### [ITEMS]
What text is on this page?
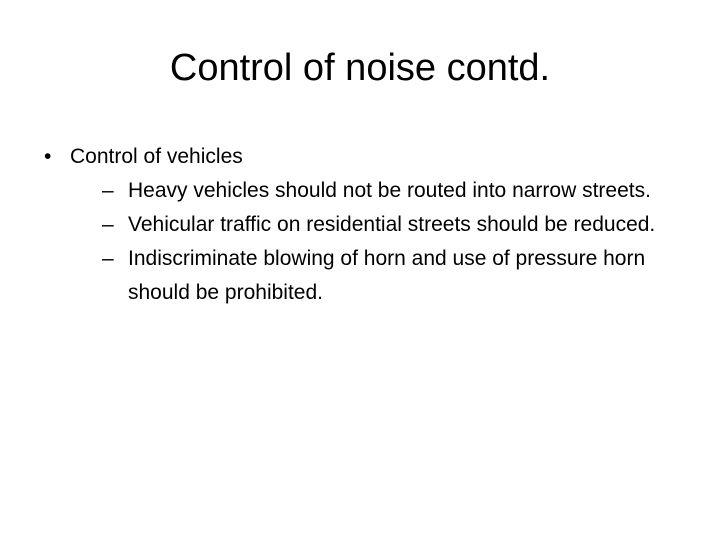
Control of noise contd.
• Control of vehicles
– Heavy vehicles should not be routed into narrow streets.
– Vehicular traffic on residential streets should be reduced.
– Indiscriminate blowing of horn and use of pressure horn should be prohibited.
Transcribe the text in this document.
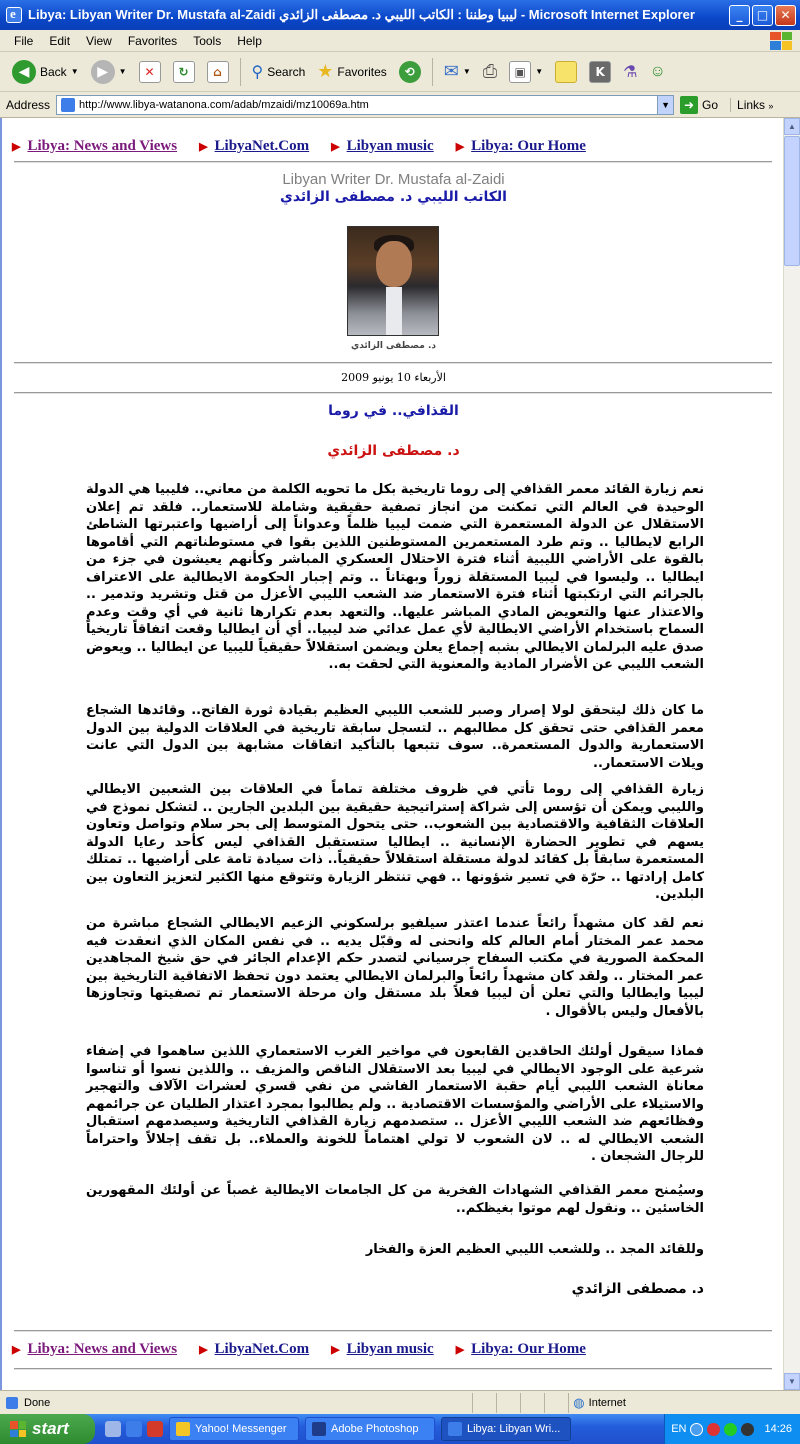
e
Libya: Libyan Writer Dr. Mustafa al-Zaidi ليبيا وطننا : الكاتب الليبي د. مصطفى الزائدي - Microsoft Internet Explorer	_	□	✕
File	Edit	View	Favorites	Tools	Help
◀ Back ▼	▶	▼	✕	↻	⌂	⚲ Search ★ Favorites	⟲	✉ ▼ ⎙	▣	▼	K	⚗ ☺
Address	http://www.libya-watanona.com/adab/mzaidi/mz10069a.htm	▼	➜ Go	Links »
▶ Libya: News and Views ▶ LibyaNet.Com ▶ Libyan music ▶ Libya: Our Home
Libyan Writer Dr. Mustafa al-Zaidi
الكاتب الليبي د. مصطفى الزائدي
د. مصطفى الزائدي
الأربعاء 10 يونيو 2009
القذافي.. في روما
د. مصطفى الزائدي
نعم زيارة القائد معمر القذافي إلى روما تاريخية بكل ما تحويه الكلمة من معاني.. فليبيا هي الدولة الوحيدة في العالم التي تمكنت من انجاز تصفية حقيقية وشاملة للاستعمار.. فلقد تم إعلان الاستقلال عن الدولة المستعمرة التي ضمت ليبيا ظلماً وعدواناً إلى أراضيها واعتبرتها الشاطئ الرابع لايطاليا .. وتم طرد المستعمرين المستوطنين اللذين بقوا في مستوطناتهم التي أقاموها بالقوة على الأراضي الليبية أثناء فترة الاحتلال العسكري المباشر وكأنهم يعيشون في جزء من ايطاليا .. وليسوا في ليبيا المستقلة زوراً وبهتاناً .. وتم إجبار الحكومة الايطالية على الاعتراف بالجرائم التي ارتكبتها أثناء فترة الاستعمار ضد الشعب الليبي الأعزل من قتل وتشريد وتدمير .. والاعتذار عنها والتعويض المادي المباشر عليها.. والتعهد بعدم تكرارها ثانية في أي وقت وعدم السماح باستخدام الأراضي الايطالية لأي عمل عدائي ضد ليبيا.. أي أن ايطاليا وقعت اتفاقاً تاريخياً صدق عليه البرلمان الايطالي بشبه إجماع يعلن ويضمن استقلالاً حقيقياً لليبيا عن ايطاليا .. ويعوض الشعب الليبي عن الأضرار المادية والمعنوية التي لحقت به..
ما كان ذلك ليتحقق لولا إصرار وصبر للشعب الليبي العظيم بقيادة ثورة الفاتح.. وقائدها الشجاع معمر القذافي حتى تحقق كل مطالبهم .. لتسجل سابقة تاريخية في العلاقات الدولية بين الدول الاستعمارية والدول المستعمرة.. سوف تتبعها بالتأكيد اتفاقات مشابهة بين الدول التي عانت ويلات الاستعمار..
زيارة القذافي إلى روما تأتي في ظروف مختلفة تماماً في العلاقات بين الشعبين الايطالي والليبي ويمكن أن تؤسس إلى شراكة إستراتيجية حقيقية بين البلدين الجارين .. لتشكل نموذج في العلاقات الثقافية والاقتصادية بين الشعوب.. حتى يتحول المتوسط إلى بحر سلام وتواصل وتعاون يسهم في تطوير الحضارة الإنسانية .. ايطاليا ستستقبل القذافي ليس كأحد رعايا الدولة المستعمرة سابقاً بل كقائد لدولة مستقلة استقلالاً حقيقياً.. ذات سيادة تامة على أراضيها .. تمتلك كامل إرادتها .. حرّة في تسير شؤونها .. فهي تنتظر الزيارة وتتوقع منها الكثير لتعزيز التعاون بين البلدين.
نعم لقد كان مشهداً رائعاً عندما اعتذر سيلفيو برلسكوني الزعيم الايطالي الشجاع مباشرة من محمد عمر المختار أمام العالم كله وانحنى له وقبّل يديه .. في نفس المكان الذي انعقدت فيه المحكمة الصورية في مكتب السفاح جرسياني لتصدر حكم الإعدام الجائر في حق شيخ المجاهدين عمر المختار .. ولقد كان مشهداً رائعاً والبرلمان الايطالي يعتمد دون تحفظ الاتفاقية التاريخية بين ليبيا وايطاليا والتي تعلن أن ليبيا فعلاً بلد مستقل وان مرحلة الاستعمار تم تصفيتها وتجاوزها بالأفعال وليس بالأقوال .
فماذا سيقول أولئك الحاقدين القابعون في مواخير الغرب الاستعماري اللذين ساهموا في إضفاء شرعية على الوجود الايطالي في ليبيا بعد الاستقلال الناقص والمزيف .. واللذين نسوا أو تناسوا معاناة الشعب الليبي أيام حقبة الاستعمار الفاشي من نفي قسري لعشرات الآلاف والتهجير والاستيلاء على الأراضي والمؤسسات الاقتصادية .. ولم يطالبوا بمجرد اعتذار الطليان عن جرائمهم وفظائعهم ضد الشعب الليبي الأعزل .. ستصدمهم زيارة القذافي التاريخية وسيصدمهم استقبال الشعب الايطالي له .. لان الشعوب لا تولي اهتماماً للخونة والعملاء.. بل تقف إجلالاً واحتراماً للرجال الشجعان .
وسيُمنح معمر القذافي الشهادات الفخرية من كل الجامعات الايطالية غصباً عن أولئك المقهورين الخاسئين .. ونقول لهم موتوا بغيظكم..
وللقائد المجد .. وللشعب الليبي العظيم العزة والفخار
د. مصطفى الزائدي
▶ Libya: News and Views ▶ LibyaNet.Com ▶ Libyan music ▶ Libya: Our Home
▲
▼
Done	◍ Internet
start	Yahoo! Messenger	Adobe Photoshop	Libya: Libyan Wri...	EN	14:26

### [BRIEF]
Of the lines in the records, determine how many contain the word "text", and report that number alone.

### [PROBLEM SOLUTION]
2